Given task
Find every line containing the word "vända" in the records below; report only how many there are.

Rows from a figure dataset
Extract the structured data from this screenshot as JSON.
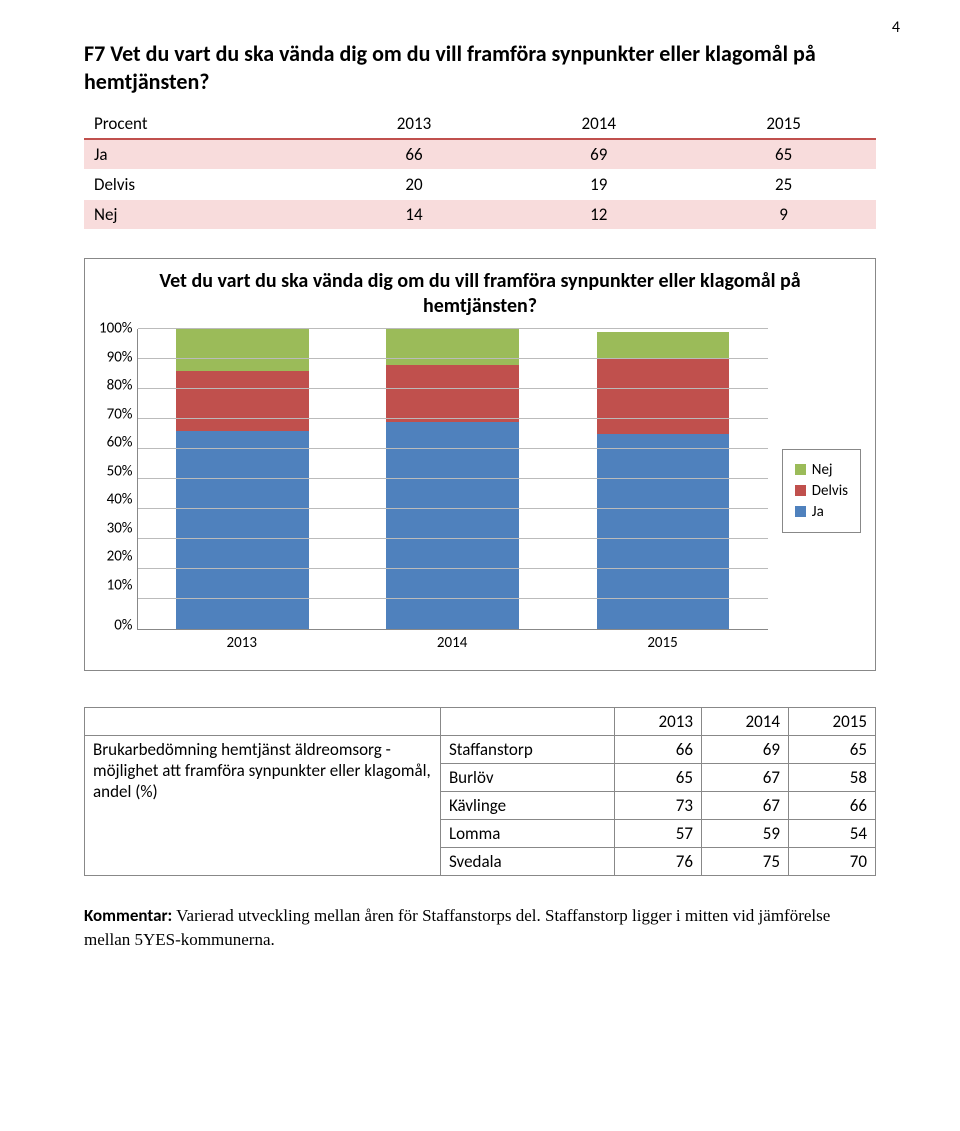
{
  "page_number": "4",
  "question": {
    "code": "F7",
    "text": "Vet du vart du ska vända dig om du vill framföra synpunkter eller klagomål på hemtjänsten?"
  },
  "table1": {
    "header_label": "Procent",
    "years": [
      "2013",
      "2014",
      "2015"
    ],
    "rows": [
      {
        "label": "Ja",
        "values": [
          "66",
          "69",
          "65"
        ],
        "band": true
      },
      {
        "label": "Delvis",
        "values": [
          "20",
          "19",
          "25"
        ],
        "band": false
      },
      {
        "label": "Nej",
        "values": [
          "14",
          "12",
          "9"
        ],
        "band": true
      }
    ],
    "header_border_color": "#c0504d",
    "band_background": "#f8dcdc"
  },
  "chart": {
    "type": "stacked-bar-100",
    "title": "Vet du vart du ska vända dig om du vill framföra synpunkter eller klagomål på hemtjänsten?",
    "categories": [
      "2013",
      "2014",
      "2015"
    ],
    "series": [
      {
        "name": "Ja",
        "color": "#4f81bd",
        "values": [
          66,
          69,
          65
        ]
      },
      {
        "name": "Delvis",
        "color": "#c0504d",
        "values": [
          20,
          19,
          25
        ]
      },
      {
        "name": "Nej",
        "color": "#9bbb59",
        "values": [
          14,
          12,
          9
        ]
      }
    ],
    "ylim": [
      0,
      100
    ],
    "ytick_step": 10,
    "ytick_suffix": "%",
    "grid_color": "#bbbbbb",
    "axis_color": "#888888",
    "background": "#ffffff",
    "title_fontsize": 20,
    "label_fontsize": 15,
    "legend_border": "#888888",
    "legend_order": [
      "Nej",
      "Delvis",
      "Ja"
    ]
  },
  "table2": {
    "heading1": "Brukarbedömning hemtjänst äldreomsorg - möjlighet att framföra synpunkter eller klagomål, andel (%)",
    "years": [
      "2013",
      "2014",
      "2015"
    ],
    "rows": [
      {
        "label": "Staffanstorp",
        "values": [
          "66",
          "69",
          "65"
        ]
      },
      {
        "label": "Burlöv",
        "values": [
          "65",
          "67",
          "58"
        ]
      },
      {
        "label": "Kävlinge",
        "values": [
          "73",
          "67",
          "66"
        ]
      },
      {
        "label": "Lomma",
        "values": [
          "57",
          "59",
          "54"
        ]
      },
      {
        "label": "Svedala",
        "values": [
          "76",
          "75",
          "70"
        ]
      }
    ]
  },
  "comment": {
    "lead": "Kommentar:",
    "body": " Varierad utveckling mellan åren för Staffanstorps del. Staffanstorp ligger i mitten vid jämförelse mellan 5YES-kommunerna."
  }
}
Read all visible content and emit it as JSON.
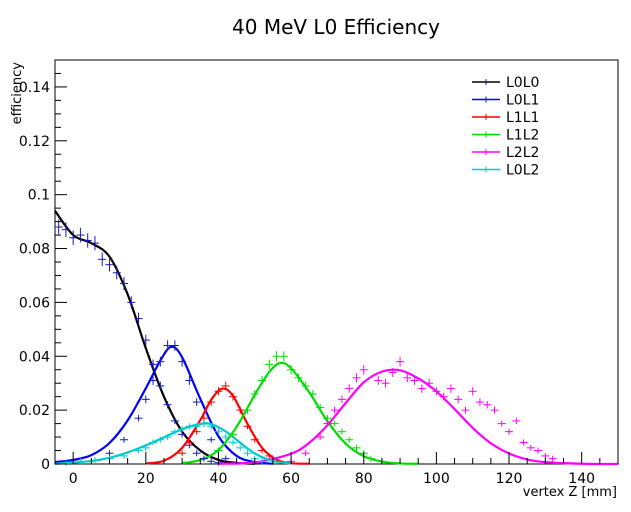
{
  "chart_data": {
    "type": "line",
    "title": "40 MeV L0 Efficiency",
    "xlabel": "vertex Z [mm]",
    "ylabel": "efficiency",
    "xlim": [
      -5,
      150
    ],
    "ylim": [
      0,
      0.15
    ],
    "xticks": [
      0,
      20,
      40,
      60,
      80,
      100,
      120,
      140
    ],
    "yticks": [
      0,
      0.02,
      0.04,
      0.06,
      0.08,
      0.1,
      0.12,
      0.14
    ],
    "yticks_labels": [
      "0",
      "0.02",
      "0.04",
      "0.06",
      "0.08",
      "0.1",
      "0.12",
      "0.14"
    ],
    "legend_position": "top-right",
    "grid": false,
    "series": [
      {
        "name": "L0L0",
        "color": "#000000",
        "marker_color": "#1a1ab8",
        "points": [
          [
            -4,
            0.088
          ],
          [
            -2,
            0.087
          ],
          [
            0,
            0.084
          ],
          [
            2,
            0.085
          ],
          [
            4,
            0.083
          ],
          [
            6,
            0.082
          ],
          [
            8,
            0.076
          ],
          [
            10,
            0.074
          ],
          [
            12,
            0.071
          ],
          [
            14,
            0.067
          ],
          [
            16,
            0.06
          ],
          [
            18,
            0.054
          ],
          [
            20,
            0.046
          ],
          [
            22,
            0.037
          ],
          [
            24,
            0.029
          ],
          [
            26,
            0.022
          ],
          [
            28,
            0.016
          ],
          [
            30,
            0.011
          ],
          [
            32,
            0.007
          ],
          [
            34,
            0.004
          ],
          [
            36,
            0.002
          ],
          [
            38,
            0.001
          ],
          [
            40,
            0.0005
          ]
        ],
        "fit": [
          [
            -5,
            0.094
          ],
          [
            0,
            0.085
          ],
          [
            5,
            0.082
          ],
          [
            10,
            0.077
          ],
          [
            15,
            0.063
          ],
          [
            20,
            0.043
          ],
          [
            25,
            0.025
          ],
          [
            30,
            0.012
          ],
          [
            35,
            0.005
          ],
          [
            40,
            0.0015
          ],
          [
            45,
            0.0004
          ],
          [
            50,
            0.0001
          ]
        ]
      },
      {
        "name": "L0L1",
        "color": "#0000ff",
        "marker_color": "#1a1ab8",
        "points": [
          [
            10,
            0.004
          ],
          [
            14,
            0.009
          ],
          [
            18,
            0.017
          ],
          [
            20,
            0.024
          ],
          [
            22,
            0.031
          ],
          [
            24,
            0.038
          ],
          [
            26,
            0.044
          ],
          [
            28,
            0.044
          ],
          [
            30,
            0.038
          ],
          [
            32,
            0.031
          ],
          [
            34,
            0.023
          ],
          [
            36,
            0.015
          ],
          [
            38,
            0.009
          ],
          [
            40,
            0.005
          ],
          [
            42,
            0.002
          ]
        ],
        "fit": [
          [
            -5,
            0.0007
          ],
          [
            0,
            0.0015
          ],
          [
            5,
            0.0033
          ],
          [
            10,
            0.0078
          ],
          [
            15,
            0.0162
          ],
          [
            20,
            0.0281
          ],
          [
            24,
            0.0384
          ],
          [
            27,
            0.0435
          ],
          [
            30,
            0.0396
          ],
          [
            35,
            0.0242
          ],
          [
            40,
            0.0103
          ],
          [
            45,
            0.003
          ],
          [
            50,
            0.0007
          ],
          [
            55,
            0.0001
          ]
        ]
      },
      {
        "name": "L1L1",
        "color": "#ff0000",
        "marker_color": "#ff0000",
        "points": [
          [
            30,
            0.004
          ],
          [
            32,
            0.008
          ],
          [
            34,
            0.012
          ],
          [
            36,
            0.017
          ],
          [
            38,
            0.023
          ],
          [
            40,
            0.027
          ],
          [
            42,
            0.029
          ],
          [
            44,
            0.025
          ],
          [
            46,
            0.02
          ],
          [
            48,
            0.014
          ],
          [
            50,
            0.009
          ],
          [
            52,
            0.005
          ],
          [
            54,
            0.003
          ]
        ],
        "fit": [
          [
            20,
            0.0002
          ],
          [
            25,
            0.0012
          ],
          [
            30,
            0.006
          ],
          [
            35,
            0.0163
          ],
          [
            38,
            0.0238
          ],
          [
            41,
            0.028
          ],
          [
            44,
            0.0253
          ],
          [
            48,
            0.0149
          ],
          [
            52,
            0.006
          ],
          [
            56,
            0.0016
          ],
          [
            60,
            0.0003
          ],
          [
            65,
            0.0001
          ]
        ]
      },
      {
        "name": "L1L2",
        "color": "#00dd00",
        "marker_color": "#00dd00",
        "points": [
          [
            40,
            0.005
          ],
          [
            44,
            0.011
          ],
          [
            48,
            0.02
          ],
          [
            50,
            0.026
          ],
          [
            52,
            0.031
          ],
          [
            54,
            0.037
          ],
          [
            56,
            0.04
          ],
          [
            58,
            0.04
          ],
          [
            60,
            0.035
          ],
          [
            62,
            0.032
          ],
          [
            64,
            0.029
          ],
          [
            66,
            0.026
          ],
          [
            68,
            0.021
          ],
          [
            70,
            0.017
          ],
          [
            72,
            0.015
          ],
          [
            74,
            0.012
          ],
          [
            76,
            0.009
          ],
          [
            78,
            0.006
          ],
          [
            80,
            0.004
          ],
          [
            82,
            0.002
          ]
        ],
        "fit": [
          [
            30,
            0.0003
          ],
          [
            35,
            0.0015
          ],
          [
            40,
            0.0052
          ],
          [
            45,
            0.0138
          ],
          [
            50,
            0.0257
          ],
          [
            54,
            0.0342
          ],
          [
            57,
            0.0375
          ],
          [
            60,
            0.0355
          ],
          [
            65,
            0.0266
          ],
          [
            70,
            0.0159
          ],
          [
            75,
            0.0076
          ],
          [
            80,
            0.0029
          ],
          [
            85,
            0.0009
          ],
          [
            90,
            0.0002
          ],
          [
            95,
            0.0001
          ]
        ]
      },
      {
        "name": "L2L2",
        "color": "#ff00ff",
        "marker_color": "#ff00ff",
        "points": [
          [
            60,
            0.001
          ],
          [
            64,
            0.004
          ],
          [
            68,
            0.01
          ],
          [
            70,
            0.015
          ],
          [
            72,
            0.02
          ],
          [
            74,
            0.024
          ],
          [
            76,
            0.028
          ],
          [
            78,
            0.032
          ],
          [
            80,
            0.035
          ],
          [
            84,
            0.031
          ],
          [
            86,
            0.03
          ],
          [
            88,
            0.034
          ],
          [
            90,
            0.038
          ],
          [
            92,
            0.032
          ],
          [
            94,
            0.031
          ],
          [
            96,
            0.028
          ],
          [
            98,
            0.03
          ],
          [
            100,
            0.027
          ],
          [
            102,
            0.025
          ],
          [
            104,
            0.028
          ],
          [
            106,
            0.024
          ],
          [
            108,
            0.02
          ],
          [
            110,
            0.027
          ],
          [
            112,
            0.023
          ],
          [
            114,
            0.022
          ],
          [
            116,
            0.02
          ],
          [
            118,
            0.015
          ],
          [
            120,
            0.012
          ],
          [
            122,
            0.016
          ],
          [
            124,
            0.008
          ],
          [
            126,
            0.006
          ],
          [
            128,
            0.005
          ],
          [
            130,
            0.003
          ],
          [
            132,
            0.002
          ]
        ],
        "fit": [
          [
            40,
            0.0001
          ],
          [
            50,
            0.0006
          ],
          [
            60,
            0.0038
          ],
          [
            65,
            0.0079
          ],
          [
            70,
            0.0144
          ],
          [
            75,
            0.0226
          ],
          [
            80,
            0.0303
          ],
          [
            85,
            0.0343
          ],
          [
            90,
            0.0348
          ],
          [
            95,
            0.0318
          ],
          [
            100,
            0.027
          ],
          [
            105,
            0.0204
          ],
          [
            110,
            0.0134
          ],
          [
            115,
            0.0077
          ],
          [
            120,
            0.0039
          ],
          [
            125,
            0.0017
          ],
          [
            130,
            0.0007
          ],
          [
            140,
            0.0001
          ],
          [
            150,
            0.0
          ]
        ]
      },
      {
        "name": "L0L2",
        "color": "#00cccc",
        "marker_color": "#00cccc",
        "points": [
          [
            -2,
            0.0005
          ],
          [
            2,
            0.001
          ],
          [
            6,
            0.0015
          ],
          [
            10,
            0.002
          ],
          [
            14,
            0.003
          ],
          [
            18,
            0.005
          ],
          [
            20,
            0.006
          ],
          [
            22,
            0.008
          ],
          [
            24,
            0.009
          ],
          [
            26,
            0.01
          ],
          [
            28,
            0.012
          ],
          [
            30,
            0.013
          ],
          [
            32,
            0.014
          ],
          [
            34,
            0.014
          ],
          [
            36,
            0.015
          ],
          [
            38,
            0.014
          ],
          [
            40,
            0.012
          ],
          [
            42,
            0.01
          ],
          [
            44,
            0.008
          ],
          [
            46,
            0.006
          ],
          [
            48,
            0.004
          ],
          [
            50,
            0.002
          ],
          [
            52,
            0.001
          ]
        ],
        "fit": [
          [
            -5,
            0.0001
          ],
          [
            5,
            0.0011
          ],
          [
            10,
            0.0023
          ],
          [
            15,
            0.0043
          ],
          [
            20,
            0.0069
          ],
          [
            25,
            0.0099
          ],
          [
            30,
            0.0129
          ],
          [
            35,
            0.0149
          ],
          [
            38,
            0.0148
          ],
          [
            42,
            0.0121
          ],
          [
            46,
            0.0079
          ],
          [
            50,
            0.0039
          ],
          [
            55,
            0.0011
          ],
          [
            60,
            0.0002
          ]
        ]
      }
    ]
  }
}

Reply
2